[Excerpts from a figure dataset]
========================

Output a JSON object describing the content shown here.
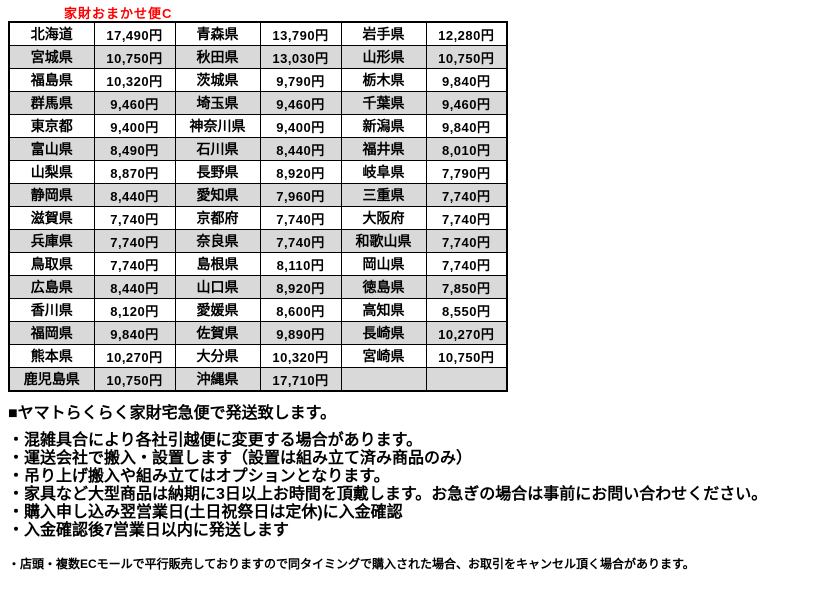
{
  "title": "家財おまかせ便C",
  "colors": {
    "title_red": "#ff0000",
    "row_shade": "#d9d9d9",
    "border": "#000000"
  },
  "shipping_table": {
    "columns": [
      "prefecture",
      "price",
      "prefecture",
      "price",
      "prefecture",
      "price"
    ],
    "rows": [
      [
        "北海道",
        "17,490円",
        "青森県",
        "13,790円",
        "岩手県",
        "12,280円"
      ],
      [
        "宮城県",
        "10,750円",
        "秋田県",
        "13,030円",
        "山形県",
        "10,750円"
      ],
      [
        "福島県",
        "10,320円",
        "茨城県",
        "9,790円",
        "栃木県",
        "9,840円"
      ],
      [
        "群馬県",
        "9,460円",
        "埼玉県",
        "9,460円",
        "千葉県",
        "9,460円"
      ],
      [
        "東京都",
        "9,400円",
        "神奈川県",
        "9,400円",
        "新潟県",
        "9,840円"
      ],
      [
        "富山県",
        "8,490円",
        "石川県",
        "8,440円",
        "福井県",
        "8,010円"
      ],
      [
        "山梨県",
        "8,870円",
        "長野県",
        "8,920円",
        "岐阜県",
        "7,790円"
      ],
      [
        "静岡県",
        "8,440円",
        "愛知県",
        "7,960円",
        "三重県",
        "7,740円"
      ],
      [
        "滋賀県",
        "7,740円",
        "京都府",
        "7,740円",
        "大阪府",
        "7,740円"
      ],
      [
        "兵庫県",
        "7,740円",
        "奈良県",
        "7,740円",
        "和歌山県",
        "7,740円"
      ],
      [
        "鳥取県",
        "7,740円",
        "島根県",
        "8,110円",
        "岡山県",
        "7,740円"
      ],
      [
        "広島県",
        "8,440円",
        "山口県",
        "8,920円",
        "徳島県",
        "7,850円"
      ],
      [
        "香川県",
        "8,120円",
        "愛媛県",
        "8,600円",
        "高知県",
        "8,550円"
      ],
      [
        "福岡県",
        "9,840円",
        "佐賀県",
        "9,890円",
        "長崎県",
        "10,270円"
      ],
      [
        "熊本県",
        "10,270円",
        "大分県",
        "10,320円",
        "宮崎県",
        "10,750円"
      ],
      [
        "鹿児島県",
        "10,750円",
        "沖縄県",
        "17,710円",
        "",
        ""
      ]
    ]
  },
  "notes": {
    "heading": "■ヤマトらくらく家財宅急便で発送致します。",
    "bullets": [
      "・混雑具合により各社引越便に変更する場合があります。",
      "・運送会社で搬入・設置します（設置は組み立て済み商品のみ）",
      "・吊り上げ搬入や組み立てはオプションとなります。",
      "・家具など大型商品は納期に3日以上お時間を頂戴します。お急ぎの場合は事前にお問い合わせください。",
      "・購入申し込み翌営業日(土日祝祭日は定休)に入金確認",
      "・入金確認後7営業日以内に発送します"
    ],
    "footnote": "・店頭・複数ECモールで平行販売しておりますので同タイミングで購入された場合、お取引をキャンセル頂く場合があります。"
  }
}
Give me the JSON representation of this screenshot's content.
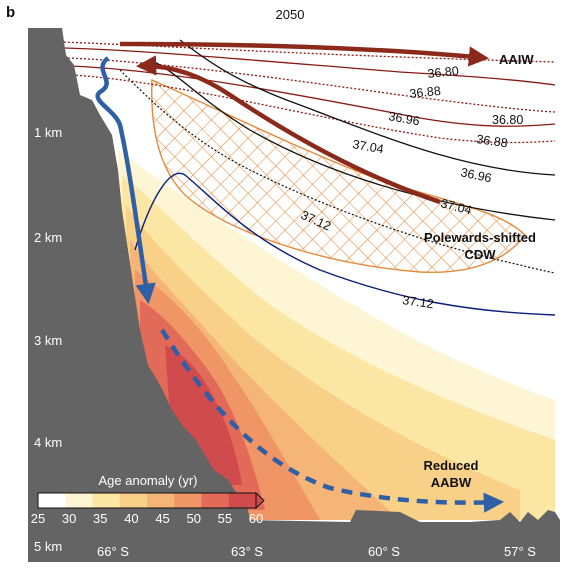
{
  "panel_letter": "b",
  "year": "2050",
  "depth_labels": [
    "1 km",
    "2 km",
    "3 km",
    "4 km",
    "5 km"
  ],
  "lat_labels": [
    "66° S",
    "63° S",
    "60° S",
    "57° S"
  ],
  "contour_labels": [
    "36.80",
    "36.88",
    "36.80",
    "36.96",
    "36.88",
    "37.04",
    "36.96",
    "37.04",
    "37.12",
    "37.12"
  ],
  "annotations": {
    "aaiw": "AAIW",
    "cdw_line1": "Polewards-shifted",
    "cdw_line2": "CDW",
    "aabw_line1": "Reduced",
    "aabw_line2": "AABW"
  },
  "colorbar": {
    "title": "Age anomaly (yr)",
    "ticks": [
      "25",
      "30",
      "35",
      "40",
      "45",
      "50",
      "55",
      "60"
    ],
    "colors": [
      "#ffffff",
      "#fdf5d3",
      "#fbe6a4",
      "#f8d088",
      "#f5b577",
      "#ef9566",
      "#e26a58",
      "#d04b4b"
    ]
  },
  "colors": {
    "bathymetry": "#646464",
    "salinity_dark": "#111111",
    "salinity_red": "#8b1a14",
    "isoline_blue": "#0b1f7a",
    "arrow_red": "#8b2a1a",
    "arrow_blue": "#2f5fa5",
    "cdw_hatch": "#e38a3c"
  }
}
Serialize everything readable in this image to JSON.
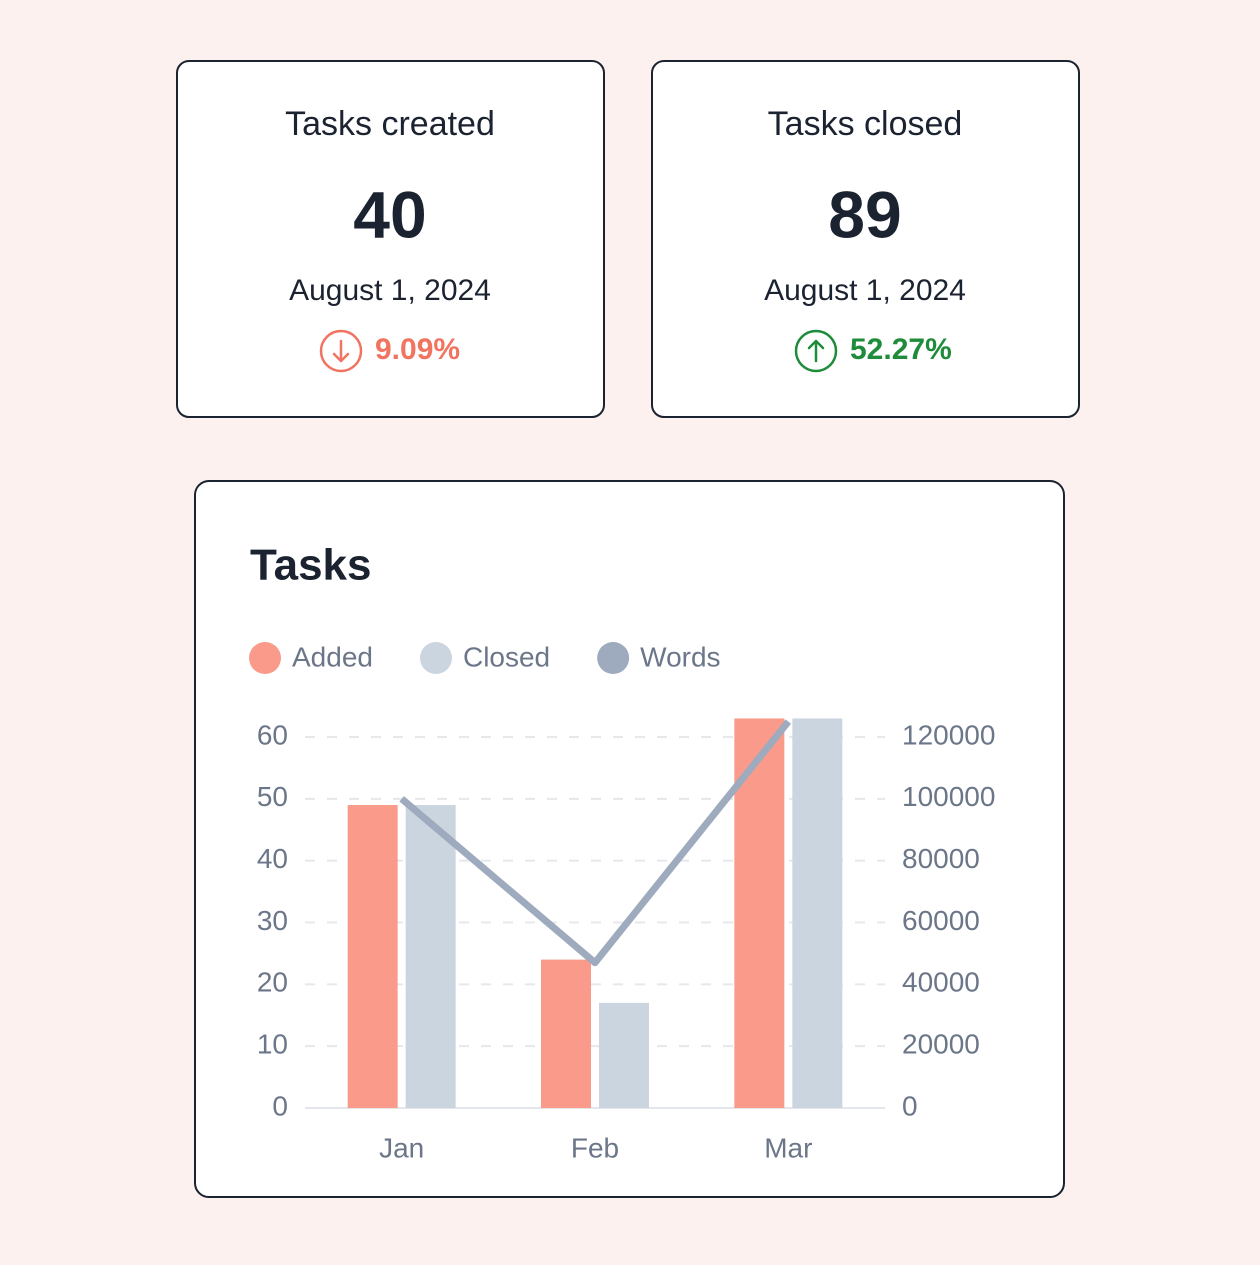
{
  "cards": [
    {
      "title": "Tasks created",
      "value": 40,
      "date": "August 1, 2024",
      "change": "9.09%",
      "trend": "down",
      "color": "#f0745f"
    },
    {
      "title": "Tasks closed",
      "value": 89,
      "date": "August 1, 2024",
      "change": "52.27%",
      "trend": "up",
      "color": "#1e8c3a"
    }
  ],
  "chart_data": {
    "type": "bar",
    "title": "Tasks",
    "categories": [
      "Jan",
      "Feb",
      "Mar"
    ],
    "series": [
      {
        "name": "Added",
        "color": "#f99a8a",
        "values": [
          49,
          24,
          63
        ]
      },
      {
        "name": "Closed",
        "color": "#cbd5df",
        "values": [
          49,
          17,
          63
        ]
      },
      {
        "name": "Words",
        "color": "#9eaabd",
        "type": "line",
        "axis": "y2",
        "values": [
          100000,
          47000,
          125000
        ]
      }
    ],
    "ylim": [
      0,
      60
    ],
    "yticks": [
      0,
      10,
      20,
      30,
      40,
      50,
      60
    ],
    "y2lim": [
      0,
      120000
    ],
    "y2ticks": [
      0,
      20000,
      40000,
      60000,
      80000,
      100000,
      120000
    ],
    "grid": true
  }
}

========================

TASK OBJECTIVE:
Reproduce the full listing faithfully, but do not carry over any pictures.

SOLUTION BELOW:
Output a JSON object describing the content shown here.
{
  "title": "家財おまかせ便C",
  "colors": {
    "title_red": "#ff0000",
    "row_shade": "#d9d9d9",
    "border": "#000000"
  },
  "shipping_table": {
    "columns": [
      "prefecture",
      "price",
      "prefecture",
      "price",
      "prefecture",
      "price"
    ],
    "rows": [
      [
        "北海道",
        "17,490円",
        "青森県",
        "13,790円",
        "岩手県",
        "12,280円"
      ],
      [
        "宮城県",
        "10,750円",
        "秋田県",
        "13,030円",
        "山形県",
        "10,750円"
      ],
      [
        "福島県",
        "10,320円",
        "茨城県",
        "9,790円",
        "栃木県",
        "9,840円"
      ],
      [
        "群馬県",
        "9,460円",
        "埼玉県",
        "9,460円",
        "千葉県",
        "9,460円"
      ],
      [
        "東京都",
        "9,400円",
        "神奈川県",
        "9,400円",
        "新潟県",
        "9,840円"
      ],
      [
        "富山県",
        "8,490円",
        "石川県",
        "8,440円",
        "福井県",
        "8,010円"
      ],
      [
        "山梨県",
        "8,870円",
        "長野県",
        "8,920円",
        "岐阜県",
        "7,790円"
      ],
      [
        "静岡県",
        "8,440円",
        "愛知県",
        "7,960円",
        "三重県",
        "7,740円"
      ],
      [
        "滋賀県",
        "7,740円",
        "京都府",
        "7,740円",
        "大阪府",
        "7,740円"
      ],
      [
        "兵庫県",
        "7,740円",
        "奈良県",
        "7,740円",
        "和歌山県",
        "7,740円"
      ],
      [
        "鳥取県",
        "7,740円",
        "島根県",
        "8,110円",
        "岡山県",
        "7,740円"
      ],
      [
        "広島県",
        "8,440円",
        "山口県",
        "8,920円",
        "徳島県",
        "7,850円"
      ],
      [
        "香川県",
        "8,120円",
        "愛媛県",
        "8,600円",
        "高知県",
        "8,550円"
      ],
      [
        "福岡県",
        "9,840円",
        "佐賀県",
        "9,890円",
        "長崎県",
        "10,270円"
      ],
      [
        "熊本県",
        "10,270円",
        "大分県",
        "10,320円",
        "宮崎県",
        "10,750円"
      ],
      [
        "鹿児島県",
        "10,750円",
        "沖縄県",
        "17,710円",
        "",
        ""
      ]
    ]
  },
  "notes": {
    "heading": "■ヤマトらくらく家財宅急便で発送致します。",
    "bullets": [
      "・混雑具合により各社引越便に変更する場合があります。",
      "・運送会社で搬入・設置します（設置は組み立て済み商品のみ）",
      "・吊り上げ搬入や組み立てはオプションとなります。",
      "・家具など大型商品は納期に3日以上お時間を頂戴します。お急ぎの場合は事前にお問い合わせください。",
      "・購入申し込み翌営業日(土日祝祭日は定休)に入金確認",
      "・入金確認後7営業日以内に発送します"
    ],
    "footnote": "・店頭・複数ECモールで平行販売しておりますので同タイミングで購入された場合、お取引をキャンセル頂く場合があります。"
  }
}
Give me the JSON representation of this screenshot's content.
{
  "panel_letter": "b",
  "year": "2050",
  "depth_labels": [
    "1 km",
    "2 km",
    "3 km",
    "4 km",
    "5 km"
  ],
  "lat_labels": [
    "66° S",
    "63° S",
    "60° S",
    "57° S"
  ],
  "contour_labels": [
    "36.80",
    "36.88",
    "36.80",
    "36.96",
    "36.88",
    "37.04",
    "36.96",
    "37.04",
    "37.12",
    "37.12"
  ],
  "annotations": {
    "aaiw": "AAIW",
    "cdw_line1": "Polewards-shifted",
    "cdw_line2": "CDW",
    "aabw_line1": "Reduced",
    "aabw_line2": "AABW"
  },
  "colorbar": {
    "title": "Age anomaly (yr)",
    "ticks": [
      "25",
      "30",
      "35",
      "40",
      "45",
      "50",
      "55",
      "60"
    ],
    "colors": [
      "#ffffff",
      "#fdf5d3",
      "#fbe6a4",
      "#f8d088",
      "#f5b577",
      "#ef9566",
      "#e26a58",
      "#d04b4b"
    ]
  },
  "colors": {
    "bathymetry": "#646464",
    "salinity_dark": "#111111",
    "salinity_red": "#8b1a14",
    "isoline_blue": "#0b1f7a",
    "arrow_red": "#8b2a1a",
    "arrow_blue": "#2f5fa5",
    "cdw_hatch": "#e38a3c"
  }
}
Serialize everything readable in this image to JSON.
{
  "cards": [
    {
      "title": "Tasks created",
      "value": 40,
      "date": "August 1, 2024",
      "change": "9.09%",
      "trend": "down",
      "color": "#f0745f"
    },
    {
      "title": "Tasks closed",
      "value": 89,
      "date": "August 1, 2024",
      "change": "52.27%",
      "trend": "up",
      "color": "#1e8c3a"
    }
  ],
  "chart_data": {
    "type": "bar",
    "title": "Tasks",
    "categories": [
      "Jan",
      "Feb",
      "Mar"
    ],
    "series": [
      {
        "name": "Added",
        "color": "#f99a8a",
        "values": [
          49,
          24,
          63
        ]
      },
      {
        "name": "Closed",
        "color": "#cbd5df",
        "values": [
          49,
          17,
          63
        ]
      },
      {
        "name": "Words",
        "color": "#9eaabd",
        "type": "line",
        "axis": "y2",
        "values": [
          100000,
          47000,
          125000
        ]
      }
    ],
    "ylim": [
      0,
      60
    ],
    "yticks": [
      0,
      10,
      20,
      30,
      40,
      50,
      60
    ],
    "y2lim": [
      0,
      120000
    ],
    "y2ticks": [
      0,
      20000,
      40000,
      60000,
      80000,
      100000,
      120000
    ],
    "grid": true
  }
}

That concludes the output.